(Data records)
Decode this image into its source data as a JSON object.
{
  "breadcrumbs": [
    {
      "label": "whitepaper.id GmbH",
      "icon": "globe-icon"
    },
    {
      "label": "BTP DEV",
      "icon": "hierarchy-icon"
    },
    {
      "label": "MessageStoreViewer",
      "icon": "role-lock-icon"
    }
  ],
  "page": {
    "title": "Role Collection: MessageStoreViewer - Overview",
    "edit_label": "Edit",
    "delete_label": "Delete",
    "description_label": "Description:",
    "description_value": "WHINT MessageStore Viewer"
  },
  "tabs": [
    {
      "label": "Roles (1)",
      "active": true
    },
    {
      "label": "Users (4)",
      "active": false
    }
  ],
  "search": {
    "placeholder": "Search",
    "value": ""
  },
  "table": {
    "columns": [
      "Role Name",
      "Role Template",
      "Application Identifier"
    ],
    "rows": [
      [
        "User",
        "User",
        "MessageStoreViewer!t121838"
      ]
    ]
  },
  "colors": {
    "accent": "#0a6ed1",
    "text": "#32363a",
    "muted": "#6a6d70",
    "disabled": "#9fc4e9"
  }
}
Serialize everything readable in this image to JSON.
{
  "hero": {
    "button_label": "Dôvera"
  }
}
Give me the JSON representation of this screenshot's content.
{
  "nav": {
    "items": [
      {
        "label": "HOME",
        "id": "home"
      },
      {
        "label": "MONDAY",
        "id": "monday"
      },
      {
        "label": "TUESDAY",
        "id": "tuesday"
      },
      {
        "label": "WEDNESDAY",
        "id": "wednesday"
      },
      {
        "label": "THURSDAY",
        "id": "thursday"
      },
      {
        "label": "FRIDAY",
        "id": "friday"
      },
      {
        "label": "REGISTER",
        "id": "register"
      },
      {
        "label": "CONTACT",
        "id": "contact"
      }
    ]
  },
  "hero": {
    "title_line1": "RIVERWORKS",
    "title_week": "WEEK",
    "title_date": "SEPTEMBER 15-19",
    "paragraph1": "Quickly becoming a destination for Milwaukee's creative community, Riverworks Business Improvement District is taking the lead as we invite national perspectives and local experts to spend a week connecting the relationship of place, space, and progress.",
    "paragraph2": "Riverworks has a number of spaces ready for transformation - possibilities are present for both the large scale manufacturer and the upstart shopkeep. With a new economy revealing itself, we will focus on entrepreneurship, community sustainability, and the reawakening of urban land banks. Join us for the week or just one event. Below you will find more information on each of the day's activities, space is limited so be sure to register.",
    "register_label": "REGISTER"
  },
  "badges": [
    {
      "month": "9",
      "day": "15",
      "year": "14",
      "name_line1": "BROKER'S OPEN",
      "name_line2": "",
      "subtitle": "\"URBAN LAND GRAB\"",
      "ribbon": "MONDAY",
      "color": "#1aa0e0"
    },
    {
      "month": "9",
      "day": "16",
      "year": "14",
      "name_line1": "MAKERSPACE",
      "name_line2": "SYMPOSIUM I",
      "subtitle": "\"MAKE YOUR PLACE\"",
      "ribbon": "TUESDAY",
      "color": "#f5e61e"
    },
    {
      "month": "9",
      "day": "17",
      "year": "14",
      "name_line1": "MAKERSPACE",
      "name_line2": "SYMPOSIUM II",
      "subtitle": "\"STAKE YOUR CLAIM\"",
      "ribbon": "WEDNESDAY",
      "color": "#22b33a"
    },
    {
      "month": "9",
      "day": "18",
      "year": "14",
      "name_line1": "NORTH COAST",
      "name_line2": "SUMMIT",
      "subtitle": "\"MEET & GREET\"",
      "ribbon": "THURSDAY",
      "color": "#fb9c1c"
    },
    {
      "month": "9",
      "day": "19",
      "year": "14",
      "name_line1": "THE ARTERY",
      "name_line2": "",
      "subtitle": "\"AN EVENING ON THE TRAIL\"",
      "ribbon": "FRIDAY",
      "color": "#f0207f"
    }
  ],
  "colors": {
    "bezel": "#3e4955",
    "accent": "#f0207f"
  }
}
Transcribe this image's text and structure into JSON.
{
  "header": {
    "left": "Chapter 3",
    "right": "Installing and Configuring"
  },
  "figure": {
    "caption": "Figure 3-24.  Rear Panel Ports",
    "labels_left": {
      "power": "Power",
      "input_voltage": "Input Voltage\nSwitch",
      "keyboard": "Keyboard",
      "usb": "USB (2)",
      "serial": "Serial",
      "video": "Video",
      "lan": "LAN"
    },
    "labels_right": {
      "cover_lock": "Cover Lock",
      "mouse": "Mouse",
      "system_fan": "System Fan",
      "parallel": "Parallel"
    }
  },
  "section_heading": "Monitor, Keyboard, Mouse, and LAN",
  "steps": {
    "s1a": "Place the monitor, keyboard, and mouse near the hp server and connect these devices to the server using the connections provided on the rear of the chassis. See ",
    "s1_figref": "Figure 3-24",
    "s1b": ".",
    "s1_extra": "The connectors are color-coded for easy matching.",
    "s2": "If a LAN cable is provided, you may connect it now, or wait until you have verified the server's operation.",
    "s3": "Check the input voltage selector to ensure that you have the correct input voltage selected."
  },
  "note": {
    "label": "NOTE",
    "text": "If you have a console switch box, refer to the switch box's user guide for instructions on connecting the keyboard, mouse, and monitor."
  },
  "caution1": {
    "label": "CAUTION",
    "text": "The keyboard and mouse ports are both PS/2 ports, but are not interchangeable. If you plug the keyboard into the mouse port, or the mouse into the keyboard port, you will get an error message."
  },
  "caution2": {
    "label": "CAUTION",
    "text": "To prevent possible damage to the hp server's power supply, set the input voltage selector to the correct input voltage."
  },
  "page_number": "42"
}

## Exercise
Set all of the records down again, exactly as they stand.

## Full output
Decode this image into its source data as a JSON object.
{
  "breadcrumbs": [
    {
      "label": "whitepaper.id GmbH",
      "icon": "globe-icon"
    },
    {
      "label": "BTP DEV",
      "icon": "hierarchy-icon"
    },
    {
      "label": "MessageStoreViewer",
      "icon": "role-lock-icon"
    }
  ],
  "page": {
    "title": "Role Collection: MessageStoreViewer - Overview",
    "edit_label": "Edit",
    "delete_label": "Delete",
    "description_label": "Description:",
    "description_value": "WHINT MessageStore Viewer"
  },
  "tabs": [
    {
      "label": "Roles (1)",
      "active": true
    },
    {
      "label": "Users (4)",
      "active": false
    }
  ],
  "search": {
    "placeholder": "Search",
    "value": ""
  },
  "table": {
    "columns": [
      "Role Name",
      "Role Template",
      "Application Identifier"
    ],
    "rows": [
      [
        "User",
        "User",
        "MessageStoreViewer!t121838"
      ]
    ]
  },
  "colors": {
    "accent": "#0a6ed1",
    "text": "#32363a",
    "muted": "#6a6d70",
    "disabled": "#9fc4e9"
  }
}
Serialize everything readable in this image to JSON.
{
  "hero": {
    "button_label": "Dôvera"
  }
}
Give me the JSON representation of this screenshot's content.
{
  "nav": {
    "items": [
      {
        "label": "HOME",
        "id": "home"
      },
      {
        "label": "MONDAY",
        "id": "monday"
      },
      {
        "label": "TUESDAY",
        "id": "tuesday"
      },
      {
        "label": "WEDNESDAY",
        "id": "wednesday"
      },
      {
        "label": "THURSDAY",
        "id": "thursday"
      },
      {
        "label": "FRIDAY",
        "id": "friday"
      },
      {
        "label": "REGISTER",
        "id": "register"
      },
      {
        "label": "CONTACT",
        "id": "contact"
      }
    ]
  },
  "hero": {
    "title_line1": "RIVERWORKS",
    "title_week": "WEEK",
    "title_date": "SEPTEMBER 15-19",
    "paragraph1": "Quickly becoming a destination for Milwaukee's creative community, Riverworks Business Improvement District is taking the lead as we invite national perspectives and local experts to spend a week connecting the relationship of place, space, and progress.",
    "paragraph2": "Riverworks has a number of spaces ready for transformation - possibilities are present for both the large scale manufacturer and the upstart shopkeep. With a new economy revealing itself, we will focus on entrepreneurship, community sustainability, and the reawakening of urban land banks. Join us for the week or just one event. Below you will find more information on each of the day's activities, space is limited so be sure to register.",
    "register_label": "REGISTER"
  },
  "badges": [
    {
      "month": "9",
      "day": "15",
      "year": "14",
      "name_line1": "BROKER'S OPEN",
      "name_line2": "",
      "subtitle": "\"URBAN LAND GRAB\"",
      "ribbon": "MONDAY",
      "color": "#1aa0e0"
    },
    {
      "month": "9",
      "day": "16",
      "year": "14",
      "name_line1": "MAKERSPACE",
      "name_line2": "SYMPOSIUM I",
      "subtitle": "\"MAKE YOUR PLACE\"",
      "ribbon": "TUESDAY",
      "color": "#f5e61e"
    },
    {
      "month": "9",
      "day": "17",
      "year": "14",
      "name_line1": "MAKERSPACE",
      "name_line2": "SYMPOSIUM II",
      "subtitle": "\"STAKE YOUR CLAIM\"",
      "ribbon": "WEDNESDAY",
      "color": "#22b33a"
    },
    {
      "month": "9",
      "day": "18",
      "year": "14",
      "name_line1": "NORTH COAST",
      "name_line2": "SUMMIT",
      "subtitle": "\"MEET & GREET\"",
      "ribbon": "THURSDAY",
      "color": "#fb9c1c"
    },
    {
      "month": "9",
      "day": "19",
      "year": "14",
      "name_line1": "THE ARTERY",
      "name_line2": "",
      "subtitle": "\"AN EVENING ON THE TRAIL\"",
      "ribbon": "FRIDAY",
      "color": "#f0207f"
    }
  ],
  "colors": {
    "bezel": "#3e4955",
    "accent": "#f0207f"
  }
}
Transcribe this image's text and structure into JSON.
{
  "header": {
    "left": "Chapter 3",
    "right": "Installing and Configuring"
  },
  "figure": {
    "caption": "Figure 3-24.  Rear Panel Ports",
    "labels_left": {
      "power": "Power",
      "input_voltage": "Input Voltage\nSwitch",
      "keyboard": "Keyboard",
      "usb": "USB (2)",
      "serial": "Serial",
      "video": "Video",
      "lan": "LAN"
    },
    "labels_right": {
      "cover_lock": "Cover Lock",
      "mouse": "Mouse",
      "system_fan": "System Fan",
      "parallel": "Parallel"
    }
  },
  "section_heading": "Monitor, Keyboard, Mouse, and LAN",
  "steps": {
    "s1a": "Place the monitor, keyboard, and mouse near the hp server and connect these devices to the server using the connections provided on the rear of the chassis. See ",
    "s1_figref": "Figure 3-24",
    "s1b": ".",
    "s1_extra": "The connectors are color-coded for easy matching.",
    "s2": "If a LAN cable is provided, you may connect it now, or wait until you have verified the server's operation.",
    "s3": "Check the input voltage selector to ensure that you have the correct input voltage selected."
  },
  "note": {
    "label": "NOTE",
    "text": "If you have a console switch box, refer to the switch box's user guide for instructions on connecting the keyboard, mouse, and monitor."
  },
  "caution1": {
    "label": "CAUTION",
    "text": "The keyboard and mouse ports are both PS/2 ports, but are not interchangeable. If you plug the keyboard into the mouse port, or the mouse into the keyboard port, you will get an error message."
  },
  "caution2": {
    "label": "CAUTION",
    "text": "To prevent possible damage to the hp server's power supply, set the input voltage selector to the correct input voltage."
  },
  "page_number": "42"
}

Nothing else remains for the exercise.